### Materiale fornito ###
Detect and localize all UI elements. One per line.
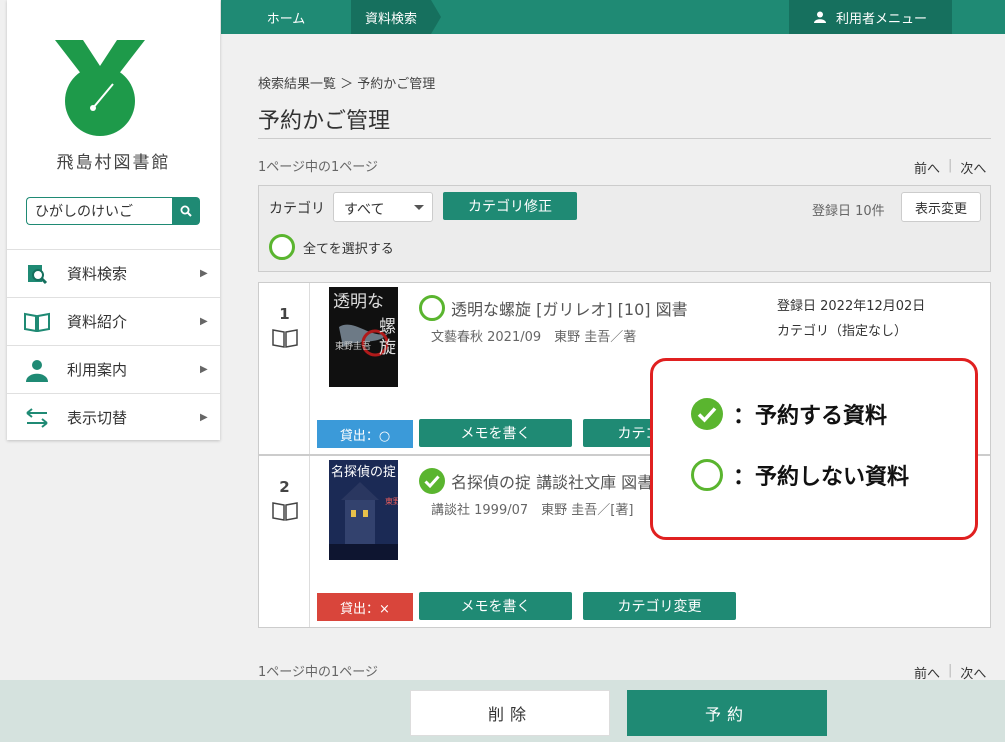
- reserve-button[interactable]: 予約: [627, 690, 827, 736]
- sidebar-item-intro[interactable]: 資料紹介 ▶: [7, 297, 220, 345]
- title-divider: [258, 138, 991, 139]
- item-number-column: 2: [259, 456, 310, 627]
- sidebar-item-label: 資料検索: [67, 265, 128, 283]
- library-logo: [55, 40, 145, 136]
- item-title[interactable]: 透明な螺旋 [ガリレオ] [10] 図書: [419, 295, 688, 321]
- person-icon: [26, 359, 48, 382]
- swap-arrows-icon: [26, 407, 48, 428]
- status-badge: 貸出：×: [317, 593, 413, 621]
- chevron-right-icon: ▶: [200, 364, 208, 375]
- status-badge: 貸出：○: [317, 420, 413, 448]
- chevron-right-icon: ▶: [200, 316, 208, 327]
- chevron-right-icon: ▶: [200, 412, 208, 423]
- check-circle-icon: [691, 398, 723, 430]
- category-label: カテゴリ: [269, 201, 325, 217]
- prev-link[interactable]: 前へ: [914, 158, 940, 177]
- category-change-button[interactable]: カテゴリ変更: [583, 592, 736, 620]
- item-number: 1: [279, 305, 290, 323]
- nav-search-link[interactable]: 資料検索: [351, 0, 441, 34]
- display-change-button[interactable]: 表示変更: [901, 192, 981, 222]
- sidebar: 飛島村図書館 資料検索 ▶ 資料紹介 ▶ 利用案内 ▶ 表示切替 ▶: [7, 0, 220, 440]
- legend-callout: ：予約する資料 ：予約しない資料: [650, 358, 978, 540]
- item-registered-date: 登録日 2022年12月02日: [777, 299, 926, 314]
- unchecked-circle-icon[interactable]: [419, 295, 445, 321]
- legend-no-reserve: ：予約しない資料: [691, 459, 909, 491]
- unchecked-circle-icon: [269, 234, 295, 260]
- select-all-label: 全てを選択する: [303, 241, 394, 257]
- sidebar-item-guide[interactable]: 利用案内 ▶: [7, 345, 220, 393]
- sidebar-item-label: 利用案内: [67, 361, 128, 379]
- nav-arrow: [341, 0, 351, 34]
- open-book-icon: [24, 312, 50, 332]
- sort-info: 登録日 10件: [812, 204, 885, 219]
- svg-text:螺: 螺: [379, 317, 396, 337]
- delete-button[interactable]: 削除: [410, 690, 610, 736]
- svg-text:東野: 東野: [385, 496, 398, 506]
- svg-text:旋: 旋: [379, 338, 396, 358]
- user-icon: [813, 11, 826, 23]
- sidebar-item-search[interactable]: 資料検索 ▶: [7, 249, 220, 297]
- page-info-top: 1ページ中の1ページ: [258, 160, 379, 175]
- page-title: 予約かご管理: [258, 109, 391, 134]
- sidebar-item-label: 資料紹介: [67, 313, 128, 331]
- memo-button[interactable]: メモを書く: [419, 419, 572, 447]
- item-number: 2: [279, 478, 290, 496]
- legend-no-reserve-text: ：予約しない資料: [733, 465, 910, 490]
- category-select-value: すべて: [344, 202, 385, 218]
- user-menu-button[interactable]: 利用者メニュー: [789, 0, 952, 34]
- next-link[interactable]: 次へ: [960, 158, 986, 177]
- item-meta: 講談社 1999/07 東野 圭吾／[著]: [431, 503, 634, 518]
- sidebar-item-display[interactable]: 表示切替 ▶: [7, 393, 220, 441]
- open-book-icon: [272, 329, 298, 348]
- category-select[interactable]: すべて: [333, 192, 433, 222]
- item-title-text[interactable]: 透明な螺旋 [ガリレオ] [10] 図書: [451, 296, 688, 320]
- item-title-text[interactable]: 名探偵の掟 講談社文庫 図書: [451, 469, 653, 493]
- top-nav-bar: ホーム 資料検索 利用者メニュー: [221, 0, 1005, 34]
- unchecked-circle-icon: [691, 459, 723, 491]
- legend-reserve: ：予約する資料: [691, 398, 887, 430]
- book-search-icon: [28, 264, 48, 284]
- page-info-bottom: 1ページ中の1ページ: [258, 665, 379, 680]
- search-input[interactable]: [26, 197, 172, 225]
- memo-button[interactable]: メモを書く: [419, 592, 572, 620]
- chevron-down-icon: [414, 205, 424, 210]
- category-toolbar: カテゴリ すべて カテゴリ修正 登録日 10件 表示変更 全てを選択する: [258, 185, 991, 272]
- library-name: 飛島村図書館: [56, 153, 171, 173]
- legend-reserve-text: ：予約する資料: [733, 404, 888, 429]
- action-bar: 削除 予約: [0, 680, 1005, 742]
- sidebar-item-label: 表示切替: [67, 409, 128, 427]
- nav-search-label: 資料検索: [364, 11, 417, 27]
- sidebar-search: [26, 197, 200, 225]
- pagination-top: 前へ | 次へ: [914, 158, 986, 177]
- check-circle-icon[interactable]: [419, 468, 445, 494]
- item-meta: 文藝春秋 2021/09 東野 圭吾／著: [431, 330, 637, 345]
- select-all-toggle[interactable]: 全てを選択する: [269, 234, 394, 260]
- chevron-right-icon: ▶: [200, 268, 208, 279]
- search-button[interactable]: [172, 197, 200, 225]
- book-cover-image[interactable]: 名探偵の掟 東野: [329, 460, 398, 560]
- open-book-icon: [272, 502, 298, 521]
- user-menu-label: 利用者メニュー: [835, 11, 927, 27]
- nav-home-link[interactable]: ホーム: [221, 0, 351, 34]
- svg-text:東野圭吾: 東野圭吾: [335, 340, 371, 352]
- item-category: カテゴリ（指定なし）: [777, 324, 908, 339]
- book-cover-image[interactable]: 透明な 螺 旋 東野圭吾: [329, 287, 398, 387]
- breadcrumb: 検索結果一覧 ＞ 予約かご管理: [258, 77, 436, 92]
- pagination-separator: |: [948, 158, 953, 173]
- svg-text:透明な: 透明な: [333, 292, 384, 312]
- item-title[interactable]: 名探偵の掟 講談社文庫 図書: [419, 468, 653, 494]
- category-edit-button[interactable]: カテゴリ修正: [443, 192, 577, 220]
- item-number-column: 1: [259, 283, 310, 454]
- svg-text:名探偵の掟: 名探偵の掟: [331, 464, 396, 480]
- search-icon: [180, 205, 192, 217]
###
__Esercizio assegnato__: Trasformi in un elenco numerato tutte le righe del materiale riportato sopra, omettendo le righe vuote. Escluda dalla risposta le immagini.

__Risposta scritta__:
1. Detect and localize all UI elements. One per line.
2. - reserve-button[interactable]: 予約: [627, 690, 827, 736]
3. - sidebar-item-intro[interactable]: 資料紹介 ▶: [7, 297, 220, 345]
4. - title-divider: [258, 138, 991, 139]
5. - item-number-column: 2: [259, 456, 310, 627]
6. - sidebar-item-label: 資料検索: [67, 265, 128, 283]
7. - library-logo: [55, 40, 145, 136]
8. - item-title[interactable]: 透明な螺旋 [ガリレオ] [10] 図書: [419, 295, 688, 321]
9. - person-icon: [26, 359, 48, 382]
10. - swap-arrows-icon: [26, 407, 48, 428]
11. - status-badge: 貸出：×: [317, 593, 413, 621]
12. - chevron-right-icon: ▶: [200, 364, 208, 375]
13. - status-badge: 貸出：○: [317, 420, 413, 448]
14. - chevron-right-icon: ▶: [200, 316, 208, 327]
15. - chevron-right-icon: ▶: [200, 412, 208, 423]
16. - check-circle-icon: [691, 398, 723, 430]
17. - category-label: カテゴリ: [269, 201, 325, 217]
18. - prev-link[interactable]: 前へ: [914, 158, 940, 177]
19. - category-change-button[interactable]: カテゴリ変更: [583, 592, 736, 620]
20. - item-number: 1: [279, 305, 290, 323]
21. - nav-search-link[interactable]: 資料検索: [351, 0, 441, 34]
22. - display-change-button[interactable]: 表示変更: [901, 192, 981, 222]
23. - sidebar: 飛島村図書館 資料検索 ▶ 資料紹介 ▶ 利用案内 ▶ 表示切替 ▶: [7, 0, 220, 440]
24. - legend-callout: ：予約する資料 ：予約しない資料: [650, 358, 978, 540]
25. - item-registered-date: 登録日 2022年12月02日: [777, 299, 926, 314]
26. - unchecked-circle-icon[interactable]: [419, 295, 445, 321]
27. - legend-no-reserve: ：予約しない資料: [691, 459, 909, 491]
28. - unchecked-circle-icon: [269, 234, 295, 260]
29. - select-all-label: 全てを選択する: [303, 241, 394, 257]
30. - sidebar-item-guide[interactable]: 利用案内 ▶: [7, 345, 220, 393]
31. - sidebar-item-label: 利用案内: [67, 361, 128, 379]
32. - nav-arrow: [341, 0, 351, 34]
33. - open-book-icon: [24, 312, 50, 332]
34. - sort-info: 登録日 10件: [812, 204, 885, 219]
35. - svg-text:螺: 螺: [379, 317, 396, 337]
36. - delete-button[interactable]: 削除: [410, 690, 610, 736]
37. - svg-text:東野: 東野: [385, 496, 398, 506]
38. - svg-text:旋: 旋: [379, 338, 396, 358]
39. - user-icon: [813, 11, 826, 23]
40. - sidebar-item-search[interactable]: 資料検索 ▶: [7, 249, 220, 297]
41. - page-info-top: 1ページ中の1ページ: [258, 160, 379, 175]
42. - page-title: 予約かご管理: [258, 109, 391, 134]
43. - sidebar-item-label: 資料紹介: [67, 313, 128, 331]
44. - memo-button[interactable]: メモを書く: [419, 419, 572, 447]
45. - item-number: 2: [279, 478, 290, 496]
46. - legend-no-reserve-text: ：予約しない資料: [733, 465, 910, 490]
47. - category-select-value: すべて: [344, 202, 385, 218]
48. - user-menu-button[interactable]: 利用者メニュー: [789, 0, 952, 34]
49. - next-link[interactable]: 次へ: [960, 158, 986, 177]
50. - item-meta: 講談社 1999/07 東野 圭吾／[著]: [431, 503, 634, 518]
51. - sidebar-item-display[interactable]: 表示切替 ▶: [7, 393, 220, 441]
52. - open-book-icon: [272, 329, 298, 348]
53. - category-select[interactable]: すべて: [333, 192, 433, 222]
54. - item-title-text[interactable]: 透明な螺旋 [ガリレオ] [10] 図書: [451, 296, 688, 320]
55. - item-title-text[interactable]: 名探偵の掟 講談社文庫 図書: [451, 469, 653, 493]
56. - top-nav-bar: ホーム 資料検索 利用者メニュー: [221, 0, 1005, 34]
57. - unchecked-circle-icon: [691, 459, 723, 491]
58. - legend-reserve: ：予約する資料: [691, 398, 887, 430]
59. - book-search-icon: [28, 264, 48, 284]
60. - page-info-bottom: 1ページ中の1ページ: [258, 665, 379, 680]
61. - search-input[interactable]: [26, 197, 172, 225]
62. - memo-button[interactable]: メモを書く: [419, 592, 572, 620]
63. - chevron-down-icon: [414, 205, 424, 210]
64. - category-toolbar: カテゴリ すべて カテゴリ修正 登録日 10件 表示変更 全てを選択する: [258, 185, 991, 272]
65. - library-name: 飛島村図書館: [56, 153, 171, 173]
66. - legend-reserve-text: ：予約する資料: [733, 404, 888, 429]
67. - action-bar: 削除 予約: [0, 680, 1005, 742]
68. - sidebar-item-label: 表示切替: [67, 409, 128, 427]
69. - nav-search-label: 資料検索: [364, 11, 417, 27]
70. - sidebar-search: [26, 197, 200, 225]
71. - pagination-top: 前へ | 次へ: [914, 158, 986, 177]
72. - check-circle-icon[interactable]: [419, 468, 445, 494]
73. - item-meta: 文藝春秋 2021/09 東野 圭吾／著: [431, 330, 637, 345]
74. - select-all-toggle[interactable]: 全てを選択する: [269, 234, 394, 260]
75. - chevron-right-icon: ▶: [200, 268, 208, 279]
76. - search-button[interactable]: [172, 197, 200, 225]
77. - book-cover-image[interactable]: 名探偵の掟 東野: [329, 460, 398, 560]
78. - open-book-icon: [272, 502, 298, 521]
79. - user-menu-label: 利用者メニュー: [835, 11, 927, 27]
80. - nav-home-link[interactable]: ホーム: [221, 0, 351, 34]
81. - svg-text:東野圭吾: 東野圭吾: [335, 340, 371, 352]
82. - item-category: カテゴリ（指定なし）: [777, 324, 908, 339]
83. - book-cover-image[interactable]: 透明な 螺 旋 東野圭吾: [329, 287, 398, 387]
84. - breadcrumb: 検索結果一覧 ＞ 予約かご管理: [258, 77, 436, 92]
85. - pagination-separator: |: [948, 158, 953, 173]
86. - svg-text:透明な: 透明な: [333, 292, 384, 312]
87. - item-title[interactable]: 名探偵の掟 講談社文庫 図書: [419, 468, 653, 494]
88. - category-edit-button[interactable]: カテゴリ修正: [443, 192, 577, 220]
89. - item-number-column: 1: [259, 283, 310, 454]
90. - svg-text:名探偵の掟: 名探偵の掟: [331, 464, 396, 480]
91. - search-icon: [180, 205, 192, 217]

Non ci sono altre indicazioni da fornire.